**Aim:**
Every line of the material below must be repeated exactly.

--- start of Information provided ---

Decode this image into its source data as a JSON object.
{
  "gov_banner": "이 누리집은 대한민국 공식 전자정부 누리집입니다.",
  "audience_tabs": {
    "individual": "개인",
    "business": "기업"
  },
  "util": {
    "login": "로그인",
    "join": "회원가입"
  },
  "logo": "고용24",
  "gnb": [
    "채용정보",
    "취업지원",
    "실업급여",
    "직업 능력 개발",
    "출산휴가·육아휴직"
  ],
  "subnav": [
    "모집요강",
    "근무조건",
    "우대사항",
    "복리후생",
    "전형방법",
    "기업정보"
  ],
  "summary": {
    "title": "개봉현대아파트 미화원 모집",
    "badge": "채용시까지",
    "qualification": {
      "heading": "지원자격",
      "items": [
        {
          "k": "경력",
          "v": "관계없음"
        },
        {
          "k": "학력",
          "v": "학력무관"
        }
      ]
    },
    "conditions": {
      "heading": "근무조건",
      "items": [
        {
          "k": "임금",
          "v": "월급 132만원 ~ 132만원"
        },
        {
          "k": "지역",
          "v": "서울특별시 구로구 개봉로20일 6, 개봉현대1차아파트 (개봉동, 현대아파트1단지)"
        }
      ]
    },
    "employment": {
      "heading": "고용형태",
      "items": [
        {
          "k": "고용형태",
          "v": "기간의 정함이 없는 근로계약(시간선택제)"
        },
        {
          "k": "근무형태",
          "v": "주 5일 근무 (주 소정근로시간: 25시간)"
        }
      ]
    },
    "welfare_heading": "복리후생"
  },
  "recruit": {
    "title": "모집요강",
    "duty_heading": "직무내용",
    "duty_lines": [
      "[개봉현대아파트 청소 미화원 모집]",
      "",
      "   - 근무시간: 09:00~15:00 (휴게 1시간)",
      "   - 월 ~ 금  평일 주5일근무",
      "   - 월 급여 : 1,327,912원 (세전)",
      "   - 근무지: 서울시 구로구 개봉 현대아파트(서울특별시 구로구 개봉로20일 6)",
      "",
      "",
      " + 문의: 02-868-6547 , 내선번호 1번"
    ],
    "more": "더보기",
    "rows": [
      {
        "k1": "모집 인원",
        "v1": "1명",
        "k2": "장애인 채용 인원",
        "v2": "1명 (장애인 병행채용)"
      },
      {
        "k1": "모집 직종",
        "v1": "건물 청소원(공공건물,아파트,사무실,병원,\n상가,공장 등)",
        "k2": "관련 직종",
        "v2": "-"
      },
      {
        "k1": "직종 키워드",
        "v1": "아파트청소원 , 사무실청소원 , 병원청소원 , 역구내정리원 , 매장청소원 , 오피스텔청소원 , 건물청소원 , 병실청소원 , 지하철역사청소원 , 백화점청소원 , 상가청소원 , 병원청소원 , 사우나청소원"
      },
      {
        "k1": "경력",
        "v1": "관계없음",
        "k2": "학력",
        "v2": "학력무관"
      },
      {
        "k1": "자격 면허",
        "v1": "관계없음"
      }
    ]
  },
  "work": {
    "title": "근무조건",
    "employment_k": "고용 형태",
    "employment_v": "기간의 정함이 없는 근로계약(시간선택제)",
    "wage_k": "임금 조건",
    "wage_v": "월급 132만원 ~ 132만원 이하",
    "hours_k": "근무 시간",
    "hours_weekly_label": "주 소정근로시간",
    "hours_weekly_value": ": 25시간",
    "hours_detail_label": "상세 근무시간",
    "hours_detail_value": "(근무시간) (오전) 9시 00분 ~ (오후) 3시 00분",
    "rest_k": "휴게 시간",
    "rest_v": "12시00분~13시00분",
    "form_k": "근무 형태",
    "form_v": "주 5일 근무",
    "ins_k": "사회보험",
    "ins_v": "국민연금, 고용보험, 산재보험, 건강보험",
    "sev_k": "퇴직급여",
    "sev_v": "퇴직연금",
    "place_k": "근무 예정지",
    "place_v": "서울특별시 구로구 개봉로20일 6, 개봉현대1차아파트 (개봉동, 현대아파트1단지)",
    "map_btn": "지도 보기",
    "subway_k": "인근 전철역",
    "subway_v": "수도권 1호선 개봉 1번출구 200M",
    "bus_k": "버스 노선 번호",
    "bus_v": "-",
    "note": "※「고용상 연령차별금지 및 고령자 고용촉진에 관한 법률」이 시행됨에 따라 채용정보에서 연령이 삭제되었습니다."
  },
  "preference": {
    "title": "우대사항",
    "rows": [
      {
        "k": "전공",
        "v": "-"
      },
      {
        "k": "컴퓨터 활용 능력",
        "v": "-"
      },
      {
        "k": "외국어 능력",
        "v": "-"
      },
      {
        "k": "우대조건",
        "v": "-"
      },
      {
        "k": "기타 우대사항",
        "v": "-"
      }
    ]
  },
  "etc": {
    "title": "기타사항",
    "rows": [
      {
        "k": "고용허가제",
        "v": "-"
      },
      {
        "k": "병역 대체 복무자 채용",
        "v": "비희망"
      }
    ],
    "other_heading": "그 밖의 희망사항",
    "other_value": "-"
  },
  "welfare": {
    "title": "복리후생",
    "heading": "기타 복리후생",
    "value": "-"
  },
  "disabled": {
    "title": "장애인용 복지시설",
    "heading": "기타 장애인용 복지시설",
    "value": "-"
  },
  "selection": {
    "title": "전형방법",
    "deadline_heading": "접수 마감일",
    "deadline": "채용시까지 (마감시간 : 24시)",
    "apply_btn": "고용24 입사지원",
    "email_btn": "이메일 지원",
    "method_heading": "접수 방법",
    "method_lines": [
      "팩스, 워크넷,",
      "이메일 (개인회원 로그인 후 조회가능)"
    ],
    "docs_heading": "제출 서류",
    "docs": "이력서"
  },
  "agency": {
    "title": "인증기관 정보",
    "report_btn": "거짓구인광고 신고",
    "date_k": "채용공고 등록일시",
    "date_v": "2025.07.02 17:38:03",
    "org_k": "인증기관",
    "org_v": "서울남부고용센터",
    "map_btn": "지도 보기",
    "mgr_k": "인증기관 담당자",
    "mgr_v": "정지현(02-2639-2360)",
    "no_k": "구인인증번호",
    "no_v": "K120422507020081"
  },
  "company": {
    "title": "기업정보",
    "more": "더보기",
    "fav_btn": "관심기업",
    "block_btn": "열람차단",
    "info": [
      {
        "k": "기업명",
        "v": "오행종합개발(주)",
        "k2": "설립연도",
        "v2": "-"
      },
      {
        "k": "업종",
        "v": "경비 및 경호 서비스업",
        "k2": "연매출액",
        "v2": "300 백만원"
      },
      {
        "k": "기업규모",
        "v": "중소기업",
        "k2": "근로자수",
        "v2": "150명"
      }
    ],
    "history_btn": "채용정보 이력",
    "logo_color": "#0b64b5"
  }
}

--- end of Information provided ---

**Written answer:**
Decode this image into its source data as a JSON object.
{
  "gov_banner": "이 누리집은 대한민국 공식 전자정부 누리집입니다.",
  "audience_tabs": {
    "individual": "개인",
    "business": "기업"
  },
  "util": {
    "login": "로그인",
    "join": "회원가입"
  },
  "logo": "고용24",
  "gnb": [
    "채용정보",
    "취업지원",
    "실업급여",
    "직업 능력 개발",
    "출산휴가·육아휴직"
  ],
  "subnav": [
    "모집요강",
    "근무조건",
    "우대사항",
    "복리후생",
    "전형방법",
    "기업정보"
  ],
  "summary": {
    "title": "개봉현대아파트 미화원 모집",
    "badge": "채용시까지",
    "qualification": {
      "heading": "지원자격",
      "items": [
        {
          "k": "경력",
          "v": "관계없음"
        },
        {
          "k": "학력",
          "v": "학력무관"
        }
      ]
    },
    "conditions": {
      "heading": "근무조건",
      "items": [
        {
          "k": "임금",
          "v": "월급 132만원 ~ 132만원"
        },
        {
          "k": "지역",
          "v": "서울특별시 구로구 개봉로20일 6, 개봉현대1차아파트 (개봉동, 현대아파트1단지)"
        }
      ]
    },
    "employment": {
      "heading": "고용형태",
      "items": [
        {
          "k": "고용형태",
          "v": "기간의 정함이 없는 근로계약(시간선택제)"
        },
        {
          "k": "근무형태",
          "v": "주 5일 근무 (주 소정근로시간: 25시간)"
        }
      ]
    },
    "welfare_heading": "복리후생"
  },
  "recruit": {
    "title": "모집요강",
    "duty_heading": "직무내용",
    "duty_lines": [
      "[개봉현대아파트 청소 미화원 모집]",
      "",
      "   - 근무시간: 09:00~15:00 (휴게 1시간)",
      "   - 월 ~ 금  평일 주5일근무",
      "   - 월 급여 : 1,327,912원 (세전)",
      "   - 근무지: 서울시 구로구 개봉 현대아파트(서울특별시 구로구 개봉로20일 6)",
      "",
      "",
      " + 문의: 02-868-6547 , 내선번호 1번"
    ],
    "more": "더보기",
    "rows": [
      {
        "k1": "모집 인원",
        "v1": "1명",
        "k2": "장애인 채용 인원",
        "v2": "1명 (장애인 병행채용)"
      },
      {
        "k1": "모집 직종",
        "v1": "건물 청소원(공공건물,아파트,사무실,병원,\n상가,공장 등)",
        "k2": "관련 직종",
        "v2": "-"
      },
      {
        "k1": "직종 키워드",
        "v1": "아파트청소원 , 사무실청소원 , 병원청소원 , 역구내정리원 , 매장청소원 , 오피스텔청소원 , 건물청소원 , 병실청소원 , 지하철역사청소원 , 백화점청소원 , 상가청소원 , 병원청소원 , 사우나청소원"
      },
      {
        "k1": "경력",
        "v1": "관계없음",
        "k2": "학력",
        "v2": "학력무관"
      },
      {
        "k1": "자격 면허",
        "v1": "관계없음"
      }
    ]
  },
  "work": {
    "title": "근무조건",
    "employment_k": "고용 형태",
    "employment_v": "기간의 정함이 없는 근로계약(시간선택제)",
    "wage_k": "임금 조건",
    "wage_v": "월급 132만원 ~ 132만원 이하",
    "hours_k": "근무 시간",
    "hours_weekly_label": "주 소정근로시간",
    "hours_weekly_value": ": 25시간",
    "hours_detail_label": "상세 근무시간",
    "hours_detail_value": "(근무시간) (오전) 9시 00분 ~ (오후) 3시 00분",
    "rest_k": "휴게 시간",
    "rest_v": "12시00분~13시00분",
    "form_k": "근무 형태",
    "form_v": "주 5일 근무",
    "ins_k": "사회보험",
    "ins_v": "국민연금, 고용보험, 산재보험, 건강보험",
    "sev_k": "퇴직급여",
    "sev_v": "퇴직연금",
    "place_k": "근무 예정지",
    "place_v": "서울특별시 구로구 개봉로20일 6, 개봉현대1차아파트 (개봉동, 현대아파트1단지)",
    "map_btn": "지도 보기",
    "subway_k": "인근 전철역",
    "subway_v": "수도권 1호선 개봉 1번출구 200M",
    "bus_k": "버스 노선 번호",
    "bus_v": "-",
    "note": "※「고용상 연령차별금지 및 고령자 고용촉진에 관한 법률」이 시행됨에 따라 채용정보에서 연령이 삭제되었습니다."
  },
  "preference": {
    "title": "우대사항",
    "rows": [
      {
        "k": "전공",
        "v": "-"
      },
      {
        "k": "컴퓨터 활용 능력",
        "v": "-"
      },
      {
        "k": "외국어 능력",
        "v": "-"
      },
      {
        "k": "우대조건",
        "v": "-"
      },
      {
        "k": "기타 우대사항",
        "v": "-"
      }
    ]
  },
  "etc": {
    "title": "기타사항",
    "rows": [
      {
        "k": "고용허가제",
        "v": "-"
      },
      {
        "k": "병역 대체 복무자 채용",
        "v": "비희망"
      }
    ],
    "other_heading": "그 밖의 희망사항",
    "other_value": "-"
  },
  "welfare": {
    "title": "복리후생",
    "heading": "기타 복리후생",
    "value": "-"
  },
  "disabled": {
    "title": "장애인용 복지시설",
    "heading": "기타 장애인용 복지시설",
    "value": "-"
  },
  "selection": {
    "title": "전형방법",
    "deadline_heading": "접수 마감일",
    "deadline": "채용시까지 (마감시간 : 24시)",
    "apply_btn": "고용24 입사지원",
    "email_btn": "이메일 지원",
    "method_heading": "접수 방법",
    "method_lines": [
      "팩스, 워크넷,",
      "이메일 (개인회원 로그인 후 조회가능)"
    ],
    "docs_heading": "제출 서류",
    "docs": "이력서"
  },
  "agency": {
    "title": "인증기관 정보",
    "report_btn": "거짓구인광고 신고",
    "date_k": "채용공고 등록일시",
    "date_v": "2025.07.02 17:38:03",
    "org_k": "인증기관",
    "org_v": "서울남부고용센터",
    "map_btn": "지도 보기",
    "mgr_k": "인증기관 담당자",
    "mgr_v": "정지현(02-2639-2360)",
    "no_k": "구인인증번호",
    "no_v": "K120422507020081"
  },
  "company": {
    "title": "기업정보",
    "more": "더보기",
    "fav_btn": "관심기업",
    "block_btn": "열람차단",
    "info": [
      {
        "k": "기업명",
        "v": "오행종합개발(주)",
        "k2": "설립연도",
        "v2": "-"
      },
      {
        "k": "업종",
        "v": "경비 및 경호 서비스업",
        "k2": "연매출액",
        "v2": "300 백만원"
      },
      {
        "k": "기업규모",
        "v": "중소기업",
        "k2": "근로자수",
        "v2": "150명"
      }
    ],
    "history_btn": "채용정보 이력",
    "logo_color": "#0b64b5"
  }
}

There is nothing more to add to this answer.